- [Your objective]:
Your task is to quote the material that follows, in full and exactly.

↓

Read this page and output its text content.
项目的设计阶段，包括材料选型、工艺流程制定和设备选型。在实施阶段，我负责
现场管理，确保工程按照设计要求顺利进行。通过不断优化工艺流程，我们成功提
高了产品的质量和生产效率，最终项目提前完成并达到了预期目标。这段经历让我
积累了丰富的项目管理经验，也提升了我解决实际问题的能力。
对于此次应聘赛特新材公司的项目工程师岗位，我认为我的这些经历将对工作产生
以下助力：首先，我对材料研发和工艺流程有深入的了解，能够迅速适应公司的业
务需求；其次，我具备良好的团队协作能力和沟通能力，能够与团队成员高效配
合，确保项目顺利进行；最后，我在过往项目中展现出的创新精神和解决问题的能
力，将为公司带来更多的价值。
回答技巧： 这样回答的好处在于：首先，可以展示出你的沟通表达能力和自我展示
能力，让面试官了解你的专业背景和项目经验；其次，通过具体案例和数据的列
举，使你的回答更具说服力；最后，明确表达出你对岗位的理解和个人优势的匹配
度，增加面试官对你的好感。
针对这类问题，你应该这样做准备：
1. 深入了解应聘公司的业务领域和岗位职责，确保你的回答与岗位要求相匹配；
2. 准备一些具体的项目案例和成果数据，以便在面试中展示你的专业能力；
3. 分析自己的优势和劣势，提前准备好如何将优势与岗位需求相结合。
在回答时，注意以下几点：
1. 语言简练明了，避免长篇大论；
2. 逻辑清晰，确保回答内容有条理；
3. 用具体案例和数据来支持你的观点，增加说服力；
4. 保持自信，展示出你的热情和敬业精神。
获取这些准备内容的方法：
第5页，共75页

↑

- [Task answer]:
Read this page and output its text content.
项目的设计阶段，包括材料选型、工艺流程制定和设备选型。在实施阶段，我负责
现场管理，确保工程按照设计要求顺利进行。通过不断优化工艺流程，我们成功提
高了产品的质量和生产效率，最终项目提前完成并达到了预期目标。这段经历让我
积累了丰富的项目管理经验，也提升了我解决实际问题的能力。
对于此次应聘赛特新材公司的项目工程师岗位，我认为我的这些经历将对工作产生
以下助力：首先，我对材料研发和工艺流程有深入的了解，能够迅速适应公司的业
务需求；其次，我具备良好的团队协作能力和沟通能力，能够与团队成员高效配
合，确保项目顺利进行；最后，我在过往项目中展现出的创新精神和解决问题的能
力，将为公司带来更多的价值。
回答技巧： 这样回答的好处在于：首先，可以展示出你的沟通表达能力和自我展示
能力，让面试官了解你的专业背景和项目经验；其次，通过具体案例和数据的列
举，使你的回答更具说服力；最后，明确表达出你对岗位的理解和个人优势的匹配
度，增加面试官对你的好感。
针对这类问题，你应该这样做准备：
1. 深入了解应聘公司的业务领域和岗位职责，确保你的回答与岗位要求相匹配；
2. 准备一些具体的项目案例和成果数据，以便在面试中展示你的专业能力；
3. 分析自己的优势和劣势，提前准备好如何将优势与岗位需求相结合。
在回答时，注意以下几点：
1. 语言简练明了，避免长篇大论；
2. 逻辑清晰，确保回答内容有条理；
3. 用具体案例和数据来支持你的观点，增加说服力；
4. 保持自信，展示出你的热情和敬业精神。
获取这些准备内容的方法：
第5页，共75页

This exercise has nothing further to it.